--- Start SUPPLIED RECORDS ---

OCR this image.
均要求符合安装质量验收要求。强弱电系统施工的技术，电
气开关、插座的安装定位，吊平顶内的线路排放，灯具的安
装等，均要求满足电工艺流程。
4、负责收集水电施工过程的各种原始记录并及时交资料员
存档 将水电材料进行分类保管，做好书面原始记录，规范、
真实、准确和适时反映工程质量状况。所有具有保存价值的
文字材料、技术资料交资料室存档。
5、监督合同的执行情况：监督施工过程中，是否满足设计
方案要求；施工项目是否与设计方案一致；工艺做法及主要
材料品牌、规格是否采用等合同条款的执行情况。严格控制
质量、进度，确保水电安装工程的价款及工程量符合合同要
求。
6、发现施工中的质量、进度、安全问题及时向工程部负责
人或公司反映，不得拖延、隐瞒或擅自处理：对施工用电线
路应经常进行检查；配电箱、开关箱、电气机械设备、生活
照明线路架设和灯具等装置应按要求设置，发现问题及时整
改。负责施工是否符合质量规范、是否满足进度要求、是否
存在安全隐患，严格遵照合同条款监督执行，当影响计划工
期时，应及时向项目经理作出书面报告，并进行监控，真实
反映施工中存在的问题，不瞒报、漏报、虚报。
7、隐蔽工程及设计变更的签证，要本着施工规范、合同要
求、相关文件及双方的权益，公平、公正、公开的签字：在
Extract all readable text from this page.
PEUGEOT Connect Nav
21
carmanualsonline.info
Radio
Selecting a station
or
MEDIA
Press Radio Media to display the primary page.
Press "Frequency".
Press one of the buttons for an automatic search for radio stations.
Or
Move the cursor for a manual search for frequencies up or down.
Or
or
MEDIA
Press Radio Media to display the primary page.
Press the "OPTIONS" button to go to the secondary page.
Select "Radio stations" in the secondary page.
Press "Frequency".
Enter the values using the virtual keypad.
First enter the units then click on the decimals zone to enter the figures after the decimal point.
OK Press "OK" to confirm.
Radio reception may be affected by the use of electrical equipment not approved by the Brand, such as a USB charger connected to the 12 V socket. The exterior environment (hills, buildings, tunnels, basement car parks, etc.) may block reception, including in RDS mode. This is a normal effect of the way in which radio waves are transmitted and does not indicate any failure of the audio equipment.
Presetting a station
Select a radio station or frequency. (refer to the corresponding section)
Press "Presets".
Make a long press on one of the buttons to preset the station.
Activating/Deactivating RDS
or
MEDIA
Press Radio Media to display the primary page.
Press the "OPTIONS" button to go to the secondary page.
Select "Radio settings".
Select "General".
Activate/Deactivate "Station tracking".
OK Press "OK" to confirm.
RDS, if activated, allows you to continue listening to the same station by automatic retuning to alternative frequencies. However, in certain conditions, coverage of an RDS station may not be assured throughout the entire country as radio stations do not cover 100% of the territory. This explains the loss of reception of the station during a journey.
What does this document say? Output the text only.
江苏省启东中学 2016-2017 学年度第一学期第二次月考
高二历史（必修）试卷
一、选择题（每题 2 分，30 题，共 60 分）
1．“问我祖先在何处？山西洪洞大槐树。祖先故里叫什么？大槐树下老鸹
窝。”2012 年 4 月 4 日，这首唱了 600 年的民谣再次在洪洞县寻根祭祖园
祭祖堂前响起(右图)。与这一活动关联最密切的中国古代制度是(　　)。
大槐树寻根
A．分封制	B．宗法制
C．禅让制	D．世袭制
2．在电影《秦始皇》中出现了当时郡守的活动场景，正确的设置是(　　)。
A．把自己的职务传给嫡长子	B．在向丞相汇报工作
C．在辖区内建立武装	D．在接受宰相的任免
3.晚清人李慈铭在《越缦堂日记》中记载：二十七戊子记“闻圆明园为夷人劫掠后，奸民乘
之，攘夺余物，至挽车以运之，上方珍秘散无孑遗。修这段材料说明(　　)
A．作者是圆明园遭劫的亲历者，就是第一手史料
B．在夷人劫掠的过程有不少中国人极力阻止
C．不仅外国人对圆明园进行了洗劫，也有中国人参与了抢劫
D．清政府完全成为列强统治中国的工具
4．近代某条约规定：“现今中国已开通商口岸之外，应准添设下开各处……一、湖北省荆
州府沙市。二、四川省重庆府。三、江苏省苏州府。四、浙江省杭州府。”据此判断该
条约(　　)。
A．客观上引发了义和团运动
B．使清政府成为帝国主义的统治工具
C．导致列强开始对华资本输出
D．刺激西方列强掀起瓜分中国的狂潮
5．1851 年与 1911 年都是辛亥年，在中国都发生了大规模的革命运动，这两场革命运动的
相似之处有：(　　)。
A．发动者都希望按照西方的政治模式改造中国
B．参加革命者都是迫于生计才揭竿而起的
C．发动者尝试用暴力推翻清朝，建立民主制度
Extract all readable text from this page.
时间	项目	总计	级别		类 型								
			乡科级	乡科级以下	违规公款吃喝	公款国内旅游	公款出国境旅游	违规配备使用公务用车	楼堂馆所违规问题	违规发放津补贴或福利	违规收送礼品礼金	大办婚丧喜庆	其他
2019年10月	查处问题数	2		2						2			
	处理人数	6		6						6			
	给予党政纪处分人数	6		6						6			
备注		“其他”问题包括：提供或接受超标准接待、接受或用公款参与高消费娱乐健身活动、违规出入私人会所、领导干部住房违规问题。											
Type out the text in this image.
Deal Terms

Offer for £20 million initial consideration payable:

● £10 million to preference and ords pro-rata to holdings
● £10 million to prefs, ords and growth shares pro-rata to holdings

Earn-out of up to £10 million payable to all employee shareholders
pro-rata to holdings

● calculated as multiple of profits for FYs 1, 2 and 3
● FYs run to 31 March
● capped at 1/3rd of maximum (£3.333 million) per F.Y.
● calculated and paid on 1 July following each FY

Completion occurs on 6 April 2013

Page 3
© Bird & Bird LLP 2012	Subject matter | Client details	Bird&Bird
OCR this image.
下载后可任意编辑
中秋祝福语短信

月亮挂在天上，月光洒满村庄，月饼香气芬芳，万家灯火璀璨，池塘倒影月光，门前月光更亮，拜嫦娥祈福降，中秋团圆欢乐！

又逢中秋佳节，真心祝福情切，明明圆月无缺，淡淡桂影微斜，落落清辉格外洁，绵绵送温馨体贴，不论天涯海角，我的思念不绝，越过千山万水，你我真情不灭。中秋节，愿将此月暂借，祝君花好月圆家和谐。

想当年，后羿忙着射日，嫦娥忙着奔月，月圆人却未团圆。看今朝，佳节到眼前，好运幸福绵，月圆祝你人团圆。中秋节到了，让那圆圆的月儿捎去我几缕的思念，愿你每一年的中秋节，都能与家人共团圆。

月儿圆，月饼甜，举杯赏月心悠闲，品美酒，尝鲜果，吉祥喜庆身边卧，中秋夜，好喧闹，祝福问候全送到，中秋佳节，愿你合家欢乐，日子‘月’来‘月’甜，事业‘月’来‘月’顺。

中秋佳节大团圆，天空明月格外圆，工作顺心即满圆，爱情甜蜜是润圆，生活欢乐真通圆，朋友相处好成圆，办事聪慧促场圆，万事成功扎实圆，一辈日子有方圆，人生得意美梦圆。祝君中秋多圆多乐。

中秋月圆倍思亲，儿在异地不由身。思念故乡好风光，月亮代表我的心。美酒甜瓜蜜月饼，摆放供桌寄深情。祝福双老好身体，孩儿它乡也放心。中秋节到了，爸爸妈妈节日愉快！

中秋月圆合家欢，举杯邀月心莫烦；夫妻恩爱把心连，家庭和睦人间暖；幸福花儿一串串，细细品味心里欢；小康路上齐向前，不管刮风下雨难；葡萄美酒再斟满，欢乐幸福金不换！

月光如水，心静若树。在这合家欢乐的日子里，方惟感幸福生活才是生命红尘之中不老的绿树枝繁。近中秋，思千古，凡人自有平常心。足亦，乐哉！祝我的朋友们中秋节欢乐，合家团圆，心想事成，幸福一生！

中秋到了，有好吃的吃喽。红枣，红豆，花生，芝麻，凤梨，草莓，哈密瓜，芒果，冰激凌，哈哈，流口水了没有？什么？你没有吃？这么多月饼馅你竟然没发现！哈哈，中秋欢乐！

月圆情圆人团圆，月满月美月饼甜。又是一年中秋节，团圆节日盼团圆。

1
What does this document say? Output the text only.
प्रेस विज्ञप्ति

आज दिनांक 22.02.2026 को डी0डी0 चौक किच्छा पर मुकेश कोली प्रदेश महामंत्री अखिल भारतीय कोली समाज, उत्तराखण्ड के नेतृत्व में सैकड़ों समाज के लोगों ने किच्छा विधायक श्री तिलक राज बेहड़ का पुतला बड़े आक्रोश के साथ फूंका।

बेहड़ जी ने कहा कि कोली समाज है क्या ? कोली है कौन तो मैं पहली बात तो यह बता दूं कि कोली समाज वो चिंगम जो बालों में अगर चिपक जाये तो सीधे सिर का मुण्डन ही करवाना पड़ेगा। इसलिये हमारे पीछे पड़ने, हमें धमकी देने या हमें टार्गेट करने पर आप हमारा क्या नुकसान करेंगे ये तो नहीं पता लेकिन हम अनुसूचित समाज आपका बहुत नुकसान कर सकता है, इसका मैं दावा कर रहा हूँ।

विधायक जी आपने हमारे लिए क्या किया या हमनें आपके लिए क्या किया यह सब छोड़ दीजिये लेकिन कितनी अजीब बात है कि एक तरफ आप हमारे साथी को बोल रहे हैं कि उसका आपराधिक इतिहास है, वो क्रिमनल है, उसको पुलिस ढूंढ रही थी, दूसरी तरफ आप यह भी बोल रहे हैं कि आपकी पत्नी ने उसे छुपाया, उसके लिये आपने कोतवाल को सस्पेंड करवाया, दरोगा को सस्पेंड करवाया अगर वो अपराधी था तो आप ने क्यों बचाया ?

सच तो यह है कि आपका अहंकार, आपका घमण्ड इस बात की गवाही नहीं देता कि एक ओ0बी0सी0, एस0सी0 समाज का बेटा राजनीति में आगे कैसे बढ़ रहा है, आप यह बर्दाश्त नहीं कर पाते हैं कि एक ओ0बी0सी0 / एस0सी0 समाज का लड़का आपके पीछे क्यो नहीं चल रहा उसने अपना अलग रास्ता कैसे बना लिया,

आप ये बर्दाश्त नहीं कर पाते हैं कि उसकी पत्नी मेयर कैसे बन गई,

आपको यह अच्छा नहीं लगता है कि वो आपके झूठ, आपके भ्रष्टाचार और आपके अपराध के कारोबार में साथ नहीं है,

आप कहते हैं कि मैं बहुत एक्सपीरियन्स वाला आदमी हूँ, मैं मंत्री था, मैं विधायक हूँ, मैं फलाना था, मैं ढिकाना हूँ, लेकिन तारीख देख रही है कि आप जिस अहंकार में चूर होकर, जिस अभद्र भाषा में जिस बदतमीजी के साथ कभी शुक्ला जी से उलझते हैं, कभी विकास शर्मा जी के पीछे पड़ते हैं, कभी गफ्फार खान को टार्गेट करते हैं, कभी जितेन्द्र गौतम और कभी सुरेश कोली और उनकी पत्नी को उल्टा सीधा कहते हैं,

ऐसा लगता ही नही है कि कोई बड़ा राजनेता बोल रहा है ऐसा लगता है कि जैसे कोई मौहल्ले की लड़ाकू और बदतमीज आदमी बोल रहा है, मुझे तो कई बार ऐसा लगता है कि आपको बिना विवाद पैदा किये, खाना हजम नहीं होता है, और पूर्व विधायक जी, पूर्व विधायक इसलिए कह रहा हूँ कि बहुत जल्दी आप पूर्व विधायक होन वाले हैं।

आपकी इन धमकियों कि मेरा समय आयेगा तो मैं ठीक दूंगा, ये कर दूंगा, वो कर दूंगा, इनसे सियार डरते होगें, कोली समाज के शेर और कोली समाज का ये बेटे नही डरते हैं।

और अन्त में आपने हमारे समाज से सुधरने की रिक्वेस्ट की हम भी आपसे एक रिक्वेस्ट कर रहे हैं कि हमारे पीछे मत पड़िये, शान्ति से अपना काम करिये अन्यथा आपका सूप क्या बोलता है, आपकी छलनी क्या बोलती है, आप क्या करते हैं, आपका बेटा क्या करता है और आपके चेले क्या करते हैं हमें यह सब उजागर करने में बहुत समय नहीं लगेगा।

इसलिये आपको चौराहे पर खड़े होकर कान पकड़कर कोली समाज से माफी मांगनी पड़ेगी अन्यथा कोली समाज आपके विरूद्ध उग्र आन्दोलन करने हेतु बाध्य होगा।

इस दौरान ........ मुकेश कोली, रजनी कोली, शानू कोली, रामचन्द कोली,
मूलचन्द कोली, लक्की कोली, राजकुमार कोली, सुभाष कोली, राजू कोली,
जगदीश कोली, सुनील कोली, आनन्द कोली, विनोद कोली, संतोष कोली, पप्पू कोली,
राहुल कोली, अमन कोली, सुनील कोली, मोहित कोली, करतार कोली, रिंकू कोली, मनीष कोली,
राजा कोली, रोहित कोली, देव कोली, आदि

--- End SUPPLIED RECORDS ---

Pull out each line of the entries that contains "stations".

Press one of the buttons for an automatic search for radio stations.
Select "Radio stations" in the secondary page.
RDS, if activated, allows you to continue listening to the same station by automatic retuning to alternative frequencies. However, in certain conditions, coverage of an RDS station may not be assured throughout the entire country as radio stations do not cover 100% of the territory. This explains the loss of reception of the station during a journey.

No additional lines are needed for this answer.